◆ Problem
All of the material below is to be repeated exactly.

* * *

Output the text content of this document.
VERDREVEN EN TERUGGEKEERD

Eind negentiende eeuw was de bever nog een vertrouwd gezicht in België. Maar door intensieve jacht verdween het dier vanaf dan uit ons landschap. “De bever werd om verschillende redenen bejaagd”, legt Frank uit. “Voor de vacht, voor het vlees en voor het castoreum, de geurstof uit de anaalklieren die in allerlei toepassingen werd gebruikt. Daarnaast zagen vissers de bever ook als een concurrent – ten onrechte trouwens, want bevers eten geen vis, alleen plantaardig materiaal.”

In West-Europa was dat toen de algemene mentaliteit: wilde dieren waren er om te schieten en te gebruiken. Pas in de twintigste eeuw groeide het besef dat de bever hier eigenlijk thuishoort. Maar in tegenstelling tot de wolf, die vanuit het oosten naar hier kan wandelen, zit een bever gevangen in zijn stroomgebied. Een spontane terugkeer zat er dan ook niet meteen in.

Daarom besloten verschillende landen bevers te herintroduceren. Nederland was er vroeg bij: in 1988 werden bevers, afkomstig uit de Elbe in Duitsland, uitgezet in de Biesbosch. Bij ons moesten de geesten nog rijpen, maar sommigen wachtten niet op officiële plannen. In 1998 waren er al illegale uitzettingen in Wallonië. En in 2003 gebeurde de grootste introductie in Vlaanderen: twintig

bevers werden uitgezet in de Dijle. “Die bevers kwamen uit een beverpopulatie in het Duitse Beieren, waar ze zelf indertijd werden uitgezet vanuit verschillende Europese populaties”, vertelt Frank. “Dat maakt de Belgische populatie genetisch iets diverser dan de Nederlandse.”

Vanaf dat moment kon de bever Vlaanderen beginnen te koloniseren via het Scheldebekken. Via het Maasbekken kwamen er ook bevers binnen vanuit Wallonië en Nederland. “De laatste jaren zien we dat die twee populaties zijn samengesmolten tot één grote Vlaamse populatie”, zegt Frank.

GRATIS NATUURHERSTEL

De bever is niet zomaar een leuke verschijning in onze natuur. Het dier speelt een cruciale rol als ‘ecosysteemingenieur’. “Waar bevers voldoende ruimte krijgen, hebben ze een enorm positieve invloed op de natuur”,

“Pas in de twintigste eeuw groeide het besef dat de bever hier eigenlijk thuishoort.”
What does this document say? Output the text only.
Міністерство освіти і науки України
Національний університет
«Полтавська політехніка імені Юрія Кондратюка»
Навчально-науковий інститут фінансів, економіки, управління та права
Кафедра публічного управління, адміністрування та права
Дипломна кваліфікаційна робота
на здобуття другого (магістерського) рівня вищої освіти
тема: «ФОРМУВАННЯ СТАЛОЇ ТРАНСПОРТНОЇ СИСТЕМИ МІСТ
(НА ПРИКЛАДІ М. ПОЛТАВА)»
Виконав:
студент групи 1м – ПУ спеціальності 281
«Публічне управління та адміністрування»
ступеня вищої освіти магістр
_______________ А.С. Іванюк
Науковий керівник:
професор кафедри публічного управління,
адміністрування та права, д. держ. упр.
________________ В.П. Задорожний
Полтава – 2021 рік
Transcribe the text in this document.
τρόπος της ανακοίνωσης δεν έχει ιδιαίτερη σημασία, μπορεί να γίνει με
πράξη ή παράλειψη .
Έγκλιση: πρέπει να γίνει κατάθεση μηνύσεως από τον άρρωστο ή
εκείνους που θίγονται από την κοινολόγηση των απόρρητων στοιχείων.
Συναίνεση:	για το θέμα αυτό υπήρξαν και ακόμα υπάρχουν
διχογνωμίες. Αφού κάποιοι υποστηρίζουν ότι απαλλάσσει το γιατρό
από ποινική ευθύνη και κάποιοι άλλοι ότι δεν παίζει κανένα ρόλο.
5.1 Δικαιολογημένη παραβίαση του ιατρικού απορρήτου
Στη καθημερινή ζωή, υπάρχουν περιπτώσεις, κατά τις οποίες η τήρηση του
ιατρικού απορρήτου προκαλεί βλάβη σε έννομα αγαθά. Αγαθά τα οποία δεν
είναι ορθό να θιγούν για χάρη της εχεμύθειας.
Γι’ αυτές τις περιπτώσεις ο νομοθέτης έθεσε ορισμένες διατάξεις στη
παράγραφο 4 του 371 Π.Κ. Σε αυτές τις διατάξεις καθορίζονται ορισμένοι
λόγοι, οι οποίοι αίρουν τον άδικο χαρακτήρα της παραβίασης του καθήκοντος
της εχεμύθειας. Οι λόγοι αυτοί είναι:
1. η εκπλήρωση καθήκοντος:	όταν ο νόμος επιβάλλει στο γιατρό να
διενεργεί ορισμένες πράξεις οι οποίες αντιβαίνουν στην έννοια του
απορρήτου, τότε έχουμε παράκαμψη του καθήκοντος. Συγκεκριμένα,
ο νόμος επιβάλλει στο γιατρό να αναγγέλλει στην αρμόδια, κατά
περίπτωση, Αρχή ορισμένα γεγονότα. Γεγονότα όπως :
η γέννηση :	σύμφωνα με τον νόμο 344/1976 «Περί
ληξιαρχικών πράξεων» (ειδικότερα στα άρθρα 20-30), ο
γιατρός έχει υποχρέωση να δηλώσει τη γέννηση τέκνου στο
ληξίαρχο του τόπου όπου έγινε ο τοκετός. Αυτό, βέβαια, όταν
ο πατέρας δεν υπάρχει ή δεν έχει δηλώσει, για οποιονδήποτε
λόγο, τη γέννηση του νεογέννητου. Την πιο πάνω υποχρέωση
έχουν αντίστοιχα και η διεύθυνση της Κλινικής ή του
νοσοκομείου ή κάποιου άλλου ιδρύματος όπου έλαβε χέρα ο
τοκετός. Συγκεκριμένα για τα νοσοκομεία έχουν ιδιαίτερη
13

* * *

◆ Solution to this task
Output the text content of this document.
VERDREVEN EN TERUGGEKEERD

Eind negentiende eeuw was de bever nog een vertrouwd gezicht in België. Maar door intensieve jacht verdween het dier vanaf dan uit ons landschap. “De bever werd om verschillende redenen bejaagd”, legt Frank uit. “Voor de vacht, voor het vlees en voor het castoreum, de geurstof uit de anaalklieren die in allerlei toepassingen werd gebruikt. Daarnaast zagen vissers de bever ook als een concurrent – ten onrechte trouwens, want bevers eten geen vis, alleen plantaardig materiaal.”

In West-Europa was dat toen de algemene mentaliteit: wilde dieren waren er om te schieten en te gebruiken. Pas in de twintigste eeuw groeide het besef dat de bever hier eigenlijk thuishoort. Maar in tegenstelling tot de wolf, die vanuit het oosten naar hier kan wandelen, zit een bever gevangen in zijn stroomgebied. Een spontane terugkeer zat er dan ook niet meteen in.

Daarom besloten verschillende landen bevers te herintroduceren. Nederland was er vroeg bij: in 1988 werden bevers, afkomstig uit de Elbe in Duitsland, uitgezet in de Biesbosch. Bij ons moesten de geesten nog rijpen, maar sommigen wachtten niet op officiële plannen. In 1998 waren er al illegale uitzettingen in Wallonië. En in 2003 gebeurde de grootste introductie in Vlaanderen: twintig

bevers werden uitgezet in de Dijle. “Die bevers kwamen uit een beverpopulatie in het Duitse Beieren, waar ze zelf indertijd werden uitgezet vanuit verschillende Europese populaties”, vertelt Frank. “Dat maakt de Belgische populatie genetisch iets diverser dan de Nederlandse.”

Vanaf dat moment kon de bever Vlaanderen beginnen te koloniseren via het Scheldebekken. Via het Maasbekken kwamen er ook bevers binnen vanuit Wallonië en Nederland. “De laatste jaren zien we dat die twee populaties zijn samengesmolten tot één grote Vlaamse populatie”, zegt Frank.

GRATIS NATUURHERSTEL

De bever is niet zomaar een leuke verschijning in onze natuur. Het dier speelt een cruciale rol als ‘ecosysteemingenieur’. “Waar bevers voldoende ruimte krijgen, hebben ze een enorm positieve invloed op de natuur”,

“Pas in de twintigste eeuw groeide het besef dat de bever hier eigenlijk thuishoort.”
What does this document say? Output the text only.
Міністерство освіти і науки України
Національний університет
«Полтавська політехніка імені Юрія Кондратюка»
Навчально-науковий інститут фінансів, економіки, управління та права
Кафедра публічного управління, адміністрування та права
Дипломна кваліфікаційна робота
на здобуття другого (магістерського) рівня вищої освіти
тема: «ФОРМУВАННЯ СТАЛОЇ ТРАНСПОРТНОЇ СИСТЕМИ МІСТ
(НА ПРИКЛАДІ М. ПОЛТАВА)»
Виконав:
студент групи 1м – ПУ спеціальності 281
«Публічне управління та адміністрування»
ступеня вищої освіти магістр
_______________ А.С. Іванюк
Науковий керівник:
професор кафедри публічного управління,
адміністрування та права, д. держ. упр.
________________ В.П. Задорожний
Полтава – 2021 рік
Transcribe the text in this document.
τρόπος της ανακοίνωσης δεν έχει ιδιαίτερη σημασία, μπορεί να γίνει με
πράξη ή παράλειψη .
Έγκλιση: πρέπει να γίνει κατάθεση μηνύσεως από τον άρρωστο ή
εκείνους που θίγονται από την κοινολόγηση των απόρρητων στοιχείων.
Συναίνεση:	για το θέμα αυτό υπήρξαν και ακόμα υπάρχουν
διχογνωμίες. Αφού κάποιοι υποστηρίζουν ότι απαλλάσσει το γιατρό
από ποινική ευθύνη και κάποιοι άλλοι ότι δεν παίζει κανένα ρόλο.
5.1 Δικαιολογημένη παραβίαση του ιατρικού απορρήτου
Στη καθημερινή ζωή, υπάρχουν περιπτώσεις, κατά τις οποίες η τήρηση του
ιατρικού απορρήτου προκαλεί βλάβη σε έννομα αγαθά. Αγαθά τα οποία δεν
είναι ορθό να θιγούν για χάρη της εχεμύθειας.
Γι’ αυτές τις περιπτώσεις ο νομοθέτης έθεσε ορισμένες διατάξεις στη
παράγραφο 4 του 371 Π.Κ. Σε αυτές τις διατάξεις καθορίζονται ορισμένοι
λόγοι, οι οποίοι αίρουν τον άδικο χαρακτήρα της παραβίασης του καθήκοντος
της εχεμύθειας. Οι λόγοι αυτοί είναι:
1. η εκπλήρωση καθήκοντος:	όταν ο νόμος επιβάλλει στο γιατρό να
διενεργεί ορισμένες πράξεις οι οποίες αντιβαίνουν στην έννοια του
απορρήτου, τότε έχουμε παράκαμψη του καθήκοντος. Συγκεκριμένα,
ο νόμος επιβάλλει στο γιατρό να αναγγέλλει στην αρμόδια, κατά
περίπτωση, Αρχή ορισμένα γεγονότα. Γεγονότα όπως :
η γέννηση :	σύμφωνα με τον νόμο 344/1976 «Περί
ληξιαρχικών πράξεων» (ειδικότερα στα άρθρα 20-30), ο
γιατρός έχει υποχρέωση να δηλώσει τη γέννηση τέκνου στο
ληξίαρχο του τόπου όπου έγινε ο τοκετός. Αυτό, βέβαια, όταν
ο πατέρας δεν υπάρχει ή δεν έχει δηλώσει, για οποιονδήποτε
λόγο, τη γέννηση του νεογέννητου. Την πιο πάνω υποχρέωση
έχουν αντίστοιχα και η διεύθυνση της Κλινικής ή του
νοσοκομείου ή κάποιου άλλου ιδρύματος όπου έλαβε χέρα ο
τοκετός. Συγκεκριμένα για τα νοσοκομεία έχουν ιδιαίτερη
13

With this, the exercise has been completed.